### Task statement
Quote the records in full and leave their pictures out.

### Source data
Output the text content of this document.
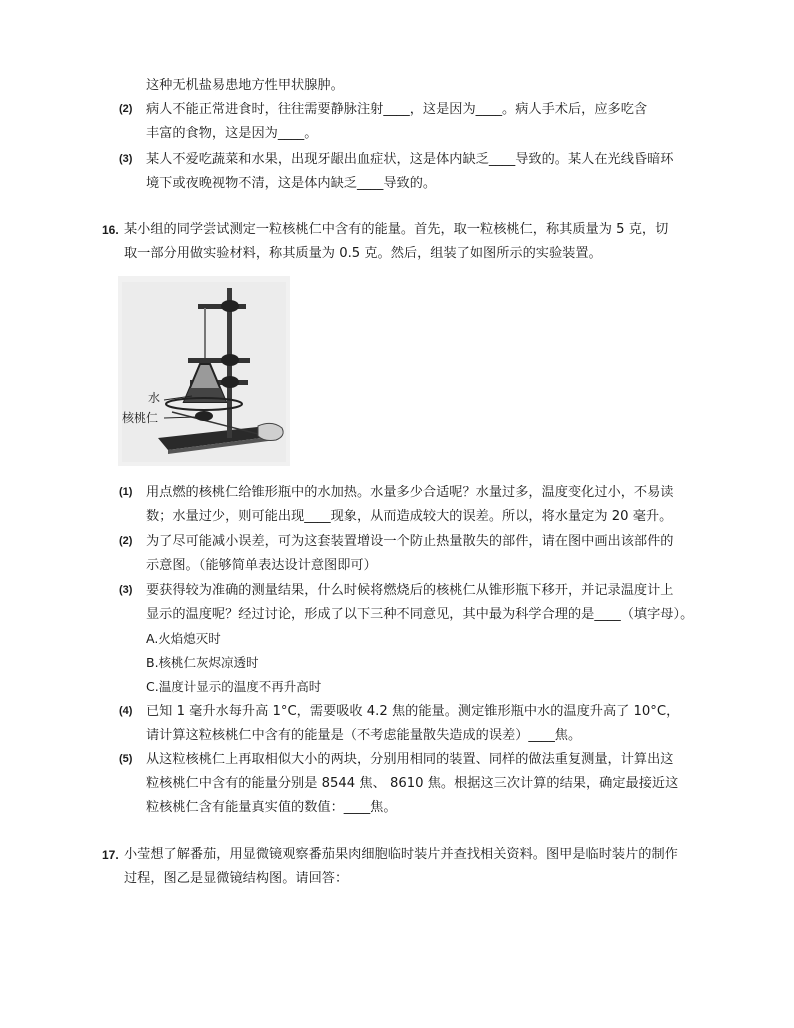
这种无机盐易患地方性甲状腺肿。
(2) 病人不能正常进食时，往往需要静脉注射____，这是因为____。病人手术后，应多吃含
丰富的食物，这是因为____。
(3) 某人不爱吃蔬菜和水果，出现牙龈出血症状，这是体内缺乏____导致的。某人在光线昏暗环
境下或夜晚视物不清，这是体内缺乏____导致的。
16. 某小组的同学尝试测定一粒核桃仁中含有的能量。首先，取一粒核桃仁，称其质量为 5 克，切
取一部分用做实验材料，称其质量为 0.5 克。然后，组装了如图所示的实验装置。
水
核桃仁
(1) 用点燃的核桃仁给锥形瓶中的水加热。水量多少合适呢？水量过多，温度变化过小，不易读
数；水量过少，则可能出现____现象，从而造成较大的误差。所以，将水量定为 20 毫升。
(2) 为了尽可能减小误差，可为这套装置增设一个防止热量散失的部件，请在图中画出该部件的
示意图。（能够简单表达设计意图即可）
(3) 要获得较为准确的测量结果，什么时候将燃烧后的核桃仁从锥形瓶下移开，并记录温度计上
显示的温度呢？经过讨论，形成了以下三种不同意见，其中最为科学合理的是____（填字母）。
A.火焰熄灭时
B.核桃仁灰烬凉透时
C.温度计显示的温度不再升高时
(4) 已知 1 毫升水每升高 1°C，需要吸收 4.2 焦的能量。测定锥形瓶中水的温度升高了 10°C，
请计算这粒核桃仁中含有的能量是（不考虑能量散失造成的误差）____焦。
(5) 从这粒核桃仁上再取相似大小的两块，分别用相同的装置、同样的做法重复测量，计算出这
粒核桃仁中含有的能量分别是 8544 焦、 8610 焦。根据这三次计算的结果，确定最接近这
粒核桃仁含有能量真实值的数值：____焦。
17. 小莹想了解番茄，用显微镜观察番茄果肉细胞临时装片并查找相关资料。图甲是临时装片的制作
过程，图乙是显微镜结构图。请回答：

### Result
Output the text content of this document.
这种无机盐易患地方性甲状腺肿。
(2) 病人不能正常进食时，往往需要静脉注射____，这是因为____。病人手术后，应多吃含
丰富的食物，这是因为____。
(3) 某人不爱吃蔬菜和水果，出现牙龈出血症状，这是体内缺乏____导致的。某人在光线昏暗环
境下或夜晚视物不清，这是体内缺乏____导致的。
16. 某小组的同学尝试测定一粒核桃仁中含有的能量。首先，取一粒核桃仁，称其质量为 5 克，切
取一部分用做实验材料，称其质量为 0.5 克。然后，组装了如图所示的实验装置。
水
核桃仁
(1) 用点燃的核桃仁给锥形瓶中的水加热。水量多少合适呢？水量过多，温度变化过小，不易读
数；水量过少，则可能出现____现象，从而造成较大的误差。所以，将水量定为 20 毫升。
(2) 为了尽可能减小误差，可为这套装置增设一个防止热量散失的部件，请在图中画出该部件的
示意图。（能够简单表达设计意图即可）
(3) 要获得较为准确的测量结果，什么时候将燃烧后的核桃仁从锥形瓶下移开，并记录温度计上
显示的温度呢？经过讨论，形成了以下三种不同意见，其中最为科学合理的是____（填字母）。
A.火焰熄灭时
B.核桃仁灰烬凉透时
C.温度计显示的温度不再升高时
(4) 已知 1 毫升水每升高 1°C，需要吸收 4.2 焦的能量。测定锥形瓶中水的温度升高了 10°C，
请计算这粒核桃仁中含有的能量是（不考虑能量散失造成的误差）____焦。
(5) 从这粒核桃仁上再取相似大小的两块，分别用相同的装置、同样的做法重复测量，计算出这
粒核桃仁中含有的能量分别是 8544 焦、 8610 焦。根据这三次计算的结果，确定最接近这
粒核桃仁含有能量真实值的数值：____焦。
17. 小莹想了解番茄，用显微镜观察番茄果肉细胞临时装片并查找相关资料。图甲是临时装片的制作
过程，图乙是显微镜结构图。请回答：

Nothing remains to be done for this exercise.